▸ **Exercise prompt**:
Every line of the records must be repeated exactly; pictures stay out.

▸ **Items**:
____

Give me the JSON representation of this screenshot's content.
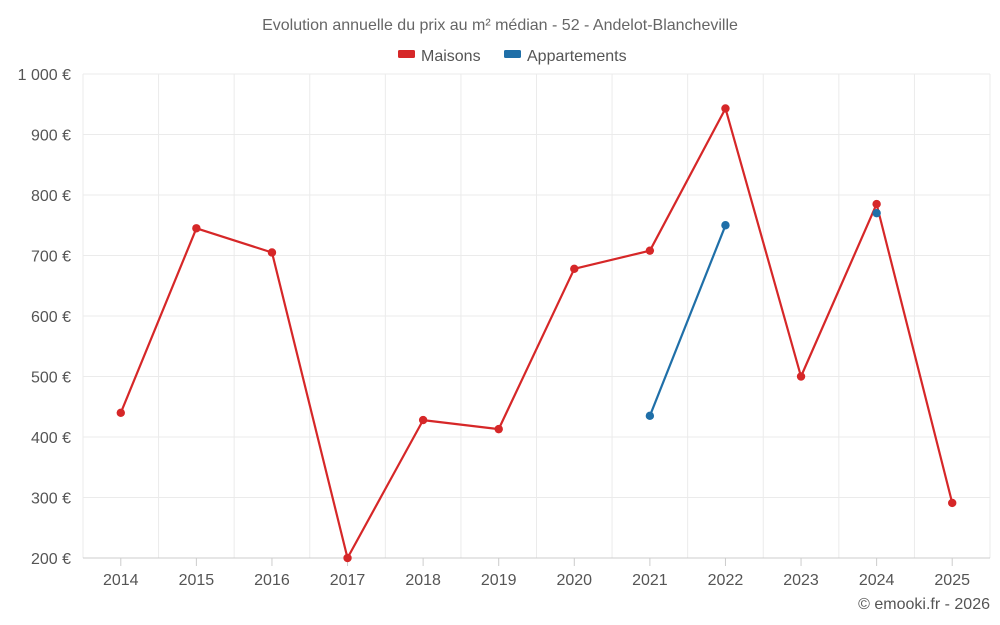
{
  "chart_data": {
    "type": "line",
    "title": "Evolution annuelle du prix au m² médian - 52 - Andelot-Blancheville",
    "categories": [
      "2014",
      "2015",
      "2016",
      "2017",
      "2018",
      "2019",
      "2020",
      "2021",
      "2022",
      "2023",
      "2024",
      "2025"
    ],
    "series": [
      {
        "name": "Maisons",
        "color": "#d62728",
        "values": [
          440,
          745,
          705,
          200,
          428,
          413,
          678,
          708,
          943,
          500,
          785,
          291
        ]
      },
      {
        "name": "Appartements",
        "color": "#1f6fa8",
        "values": [
          null,
          null,
          null,
          null,
          null,
          null,
          null,
          435,
          750,
          null,
          770,
          null
        ]
      }
    ],
    "ylim": [
      200,
      1000
    ],
    "yticks": [
      200,
      300,
      400,
      500,
      600,
      700,
      800,
      900,
      1000
    ],
    "ytick_labels": [
      "200 €",
      "300 €",
      "400 €",
      "500 €",
      "600 €",
      "700 €",
      "800 €",
      "900 €",
      "1 000 €"
    ],
    "xlabel": "",
    "ylabel": "",
    "grid": true,
    "legend_position": "top-center"
  },
  "credit": "© emooki.fr - 2026"
}
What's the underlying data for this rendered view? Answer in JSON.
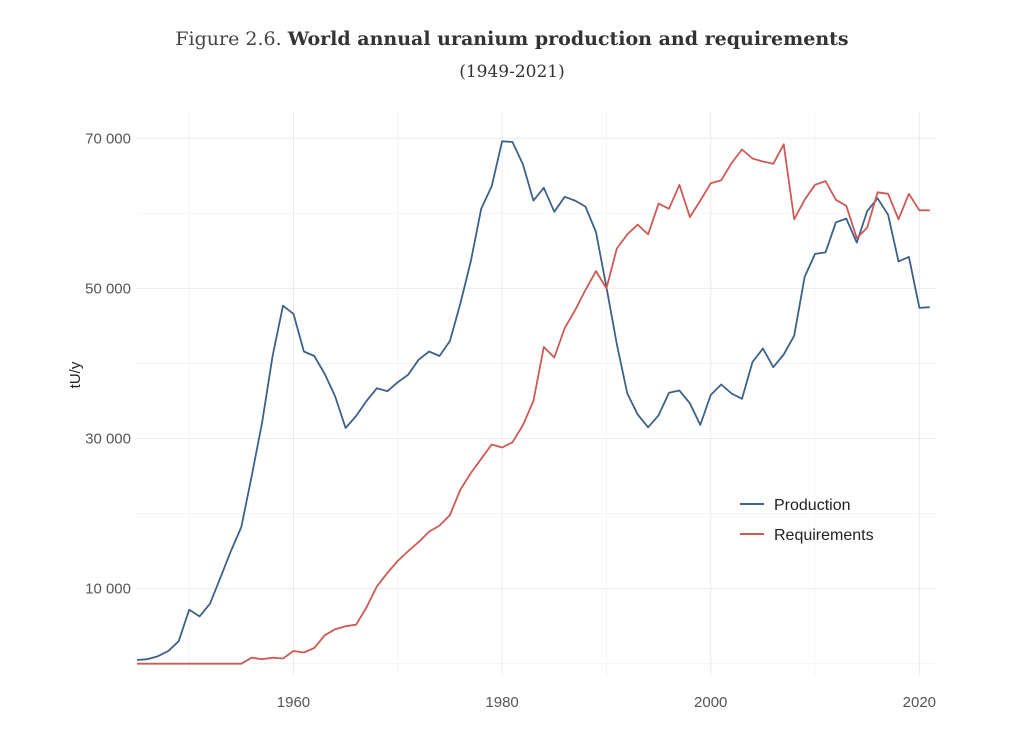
{
  "figure": {
    "label": "Figure 2.6.",
    "title": "World annual uranium production and requirements",
    "subtitle": "(1949-2021)"
  },
  "chart_data": {
    "type": "line",
    "title": "World annual uranium production and requirements",
    "subtitle": "(1949-2021)",
    "xlabel": "",
    "ylabel": "tU/y",
    "xlim": [
      1945,
      2021.5
    ],
    "ylim": [
      -1500,
      73500
    ],
    "x_ticks": [
      1960,
      1980,
      2000,
      2020
    ],
    "x_tick_labels": [
      "1960",
      "1980",
      "2000",
      "2020"
    ],
    "y_ticks": [
      10000,
      30000,
      50000,
      70000
    ],
    "y_tick_labels": [
      "10 000",
      "30 000",
      "50 000",
      "70 000"
    ],
    "grid": true,
    "legend_position": "right-center",
    "colors": {
      "production": "#3d6189",
      "requirements": "#cd5a55"
    },
    "series": [
      {
        "name": "Production",
        "color": "#3d6189",
        "x": [
          1945,
          1946,
          1947,
          1948,
          1949,
          1950,
          1951,
          1952,
          1953,
          1954,
          1955,
          1956,
          1957,
          1958,
          1959,
          1960,
          1961,
          1962,
          1963,
          1964,
          1965,
          1966,
          1967,
          1968,
          1969,
          1970,
          1971,
          1972,
          1973,
          1974,
          1975,
          1976,
          1977,
          1978,
          1979,
          1980,
          1981,
          1982,
          1983,
          1984,
          1985,
          1986,
          1987,
          1988,
          1989,
          1990,
          1991,
          1992,
          1993,
          1994,
          1995,
          1996,
          1997,
          1998,
          1999,
          2000,
          2001,
          2002,
          2003,
          2004,
          2005,
          2006,
          2007,
          2008,
          2009,
          2010,
          2011,
          2012,
          2013,
          2014,
          2015,
          2016,
          2017,
          2018,
          2019,
          2020,
          2021
        ],
        "values": [
          500,
          600,
          1000,
          1700,
          3000,
          7200,
          6300,
          8000,
          11500,
          15000,
          18200,
          25000,
          32200,
          41000,
          47700,
          46600,
          41600,
          41000,
          38600,
          35600,
          31400,
          33000,
          35000,
          36700,
          36300,
          37500,
          38500,
          40500,
          41600,
          41000,
          43000,
          48000,
          53600,
          60600,
          63600,
          69600,
          69500,
          66500,
          61700,
          63400,
          60200,
          62200,
          61700,
          60900,
          57500,
          50200,
          42600,
          36000,
          33200,
          31500,
          33100,
          36100,
          36400,
          34700,
          31800,
          35800,
          37200,
          36000,
          35300,
          40200,
          42000,
          39500,
          41200,
          43700,
          51500,
          54600,
          54800,
          58800,
          59300,
          56100,
          60300,
          62000,
          59800,
          53600,
          54200,
          47400,
          47500
        ]
      },
      {
        "name": "Requirements",
        "color": "#cd5a55",
        "x": [
          1945,
          1946,
          1947,
          1948,
          1949,
          1950,
          1951,
          1952,
          1953,
          1954,
          1955,
          1956,
          1957,
          1958,
          1959,
          1960,
          1961,
          1962,
          1963,
          1964,
          1965,
          1966,
          1967,
          1968,
          1969,
          1970,
          1971,
          1972,
          1973,
          1974,
          1975,
          1976,
          1977,
          1978,
          1979,
          1980,
          1981,
          1982,
          1983,
          1984,
          1985,
          1986,
          1987,
          1988,
          1989,
          1990,
          1991,
          1992,
          1993,
          1994,
          1995,
          1996,
          1997,
          1998,
          1999,
          2000,
          2001,
          2002,
          2003,
          2004,
          2005,
          2006,
          2007,
          2008,
          2009,
          2010,
          2011,
          2012,
          2013,
          2014,
          2015,
          2016,
          2017,
          2018,
          2019,
          2020,
          2021
        ],
        "values": [
          0,
          0,
          0,
          0,
          0,
          0,
          0,
          0,
          0,
          0,
          0,
          800,
          600,
          800,
          700,
          1700,
          1500,
          2100,
          3800,
          4600,
          5000,
          5200,
          7500,
          10300,
          12100,
          13700,
          15000,
          16200,
          17600,
          18400,
          19800,
          23200,
          25400,
          27300,
          29200,
          28800,
          29500,
          31800,
          35000,
          42200,
          40800,
          44700,
          47100,
          49800,
          52300,
          50000,
          55300,
          57200,
          58500,
          57200,
          61300,
          60600,
          63800,
          59500,
          61700,
          64000,
          64400,
          66700,
          68500,
          67300,
          66900,
          66600,
          69200,
          59200,
          61800,
          63800,
          64300,
          61800,
          61000,
          56700,
          58100,
          62800,
          62600,
          59200,
          62600,
          60400,
          60400
        ]
      }
    ]
  }
}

____

▸ **Expected answer**:
Give me the JSON representation of this screenshot's content.
{
  "chart_data": {
    "type": "line",
    "title": "Evolution annuelle du prix au m² médian - 52 - Andelot-Blancheville",
    "categories": [
      "2014",
      "2015",
      "2016",
      "2017",
      "2018",
      "2019",
      "2020",
      "2021",
      "2022",
      "2023",
      "2024",
      "2025"
    ],
    "series": [
      {
        "name": "Maisons",
        "color": "#d62728",
        "values": [
          440,
          745,
          705,
          200,
          428,
          413,
          678,
          708,
          943,
          500,
          785,
          291
        ]
      },
      {
        "name": "Appartements",
        "color": "#1f6fa8",
        "values": [
          null,
          null,
          null,
          null,
          null,
          null,
          null,
          435,
          750,
          null,
          770,
          null
        ]
      }
    ],
    "ylim": [
      200,
      1000
    ],
    "yticks": [
      200,
      300,
      400,
      500,
      600,
      700,
      800,
      900,
      1000
    ],
    "ytick_labels": [
      "200 €",
      "300 €",
      "400 €",
      "500 €",
      "600 €",
      "700 €",
      "800 €",
      "900 €",
      "1 000 €"
    ],
    "xlabel": "",
    "ylabel": "",
    "grid": true,
    "legend_position": "top-center"
  },
  "credit": "© emooki.fr - 2026"
}
What's the underlying data for this rendered view? Answer in JSON.
{
  "figure": {
    "label": "Figure 2.6.",
    "title": "World annual uranium production and requirements",
    "subtitle": "(1949-2021)"
  },
  "chart_data": {
    "type": "line",
    "title": "World annual uranium production and requirements",
    "subtitle": "(1949-2021)",
    "xlabel": "",
    "ylabel": "tU/y",
    "xlim": [
      1945,
      2021.5
    ],
    "ylim": [
      -1500,
      73500
    ],
    "x_ticks": [
      1960,
      1980,
      2000,
      2020
    ],
    "x_tick_labels": [
      "1960",
      "1980",
      "2000",
      "2020"
    ],
    "y_ticks": [
      10000,
      30000,
      50000,
      70000
    ],
    "y_tick_labels": [
      "10 000",
      "30 000",
      "50 000",
      "70 000"
    ],
    "grid": true,
    "legend_position": "right-center",
    "colors": {
      "production": "#3d6189",
      "requirements": "#cd5a55"
    },
    "series": [
      {
        "name": "Production",
        "color": "#3d6189",
        "x": [
          1945,
          1946,
          1947,
          1948,
          1949,
          1950,
          1951,
          1952,
          1953,
          1954,
          1955,
          1956,
          1957,
          1958,
          1959,
          1960,
          1961,
          1962,
          1963,
          1964,
          1965,
          1966,
          1967,
          1968,
          1969,
          1970,
          1971,
          1972,
          1973,
          1974,
          1975,
          1976,
          1977,
          1978,
          1979,
          1980,
          1981,
          1982,
          1983,
          1984,
          1985,
          1986,
          1987,
          1988,
          1989,
          1990,
          1991,
          1992,
          1993,
          1994,
          1995,
          1996,
          1997,
          1998,
          1999,
          2000,
          2001,
          2002,
          2003,
          2004,
          2005,
          2006,
          2007,
          2008,
          2009,
          2010,
          2011,
          2012,
          2013,
          2014,
          2015,
          2016,
          2017,
          2018,
          2019,
          2020,
          2021
        ],
        "values": [
          500,
          600,
          1000,
          1700,
          3000,
          7200,
          6300,
          8000,
          11500,
          15000,
          18200,
          25000,
          32200,
          41000,
          47700,
          46600,
          41600,
          41000,
          38600,
          35600,
          31400,
          33000,
          35000,
          36700,
          36300,
          37500,
          38500,
          40500,
          41600,
          41000,
          43000,
          48000,
          53600,
          60600,
          63600,
          69600,
          69500,
          66500,
          61700,
          63400,
          60200,
          62200,
          61700,
          60900,
          57500,
          50200,
          42600,
          36000,
          33200,
          31500,
          33100,
          36100,
          36400,
          34700,
          31800,
          35800,
          37200,
          36000,
          35300,
          40200,
          42000,
          39500,
          41200,
          43700,
          51500,
          54600,
          54800,
          58800,
          59300,
          56100,
          60300,
          62000,
          59800,
          53600,
          54200,
          47400,
          47500
        ]
      },
      {
        "name": "Requirements",
        "color": "#cd5a55",
        "x": [
          1945,
          1946,
          1947,
          1948,
          1949,
          1950,
          1951,
          1952,
          1953,
          1954,
          1955,
          1956,
          1957,
          1958,
          1959,
          1960,
          1961,
          1962,
          1963,
          1964,
          1965,
          1966,
          1967,
          1968,
          1969,
          1970,
          1971,
          1972,
          1973,
          1974,
          1975,
          1976,
          1977,
          1978,
          1979,
          1980,
          1981,
          1982,
          1983,
          1984,
          1985,
          1986,
          1987,
          1988,
          1989,
          1990,
          1991,
          1992,
          1993,
          1994,
          1995,
          1996,
          1997,
          1998,
          1999,
          2000,
          2001,
          2002,
          2003,
          2004,
          2005,
          2006,
          2007,
          2008,
          2009,
          2010,
          2011,
          2012,
          2013,
          2014,
          2015,
          2016,
          2017,
          2018,
          2019,
          2020,
          2021
        ],
        "values": [
          0,
          0,
          0,
          0,
          0,
          0,
          0,
          0,
          0,
          0,
          0,
          800,
          600,
          800,
          700,
          1700,
          1500,
          2100,
          3800,
          4600,
          5000,
          5200,
          7500,
          10300,
          12100,
          13700,
          15000,
          16200,
          17600,
          18400,
          19800,
          23200,
          25400,
          27300,
          29200,
          28800,
          29500,
          31800,
          35000,
          42200,
          40800,
          44700,
          47100,
          49800,
          52300,
          50000,
          55300,
          57200,
          58500,
          57200,
          61300,
          60600,
          63800,
          59500,
          61700,
          64000,
          64400,
          66700,
          68500,
          67300,
          66900,
          66600,
          69200,
          59200,
          61800,
          63800,
          64300,
          61800,
          61000,
          56700,
          58100,
          62800,
          62600,
          59200,
          62600,
          60400,
          60400
        ]
      }
    ]
  }
}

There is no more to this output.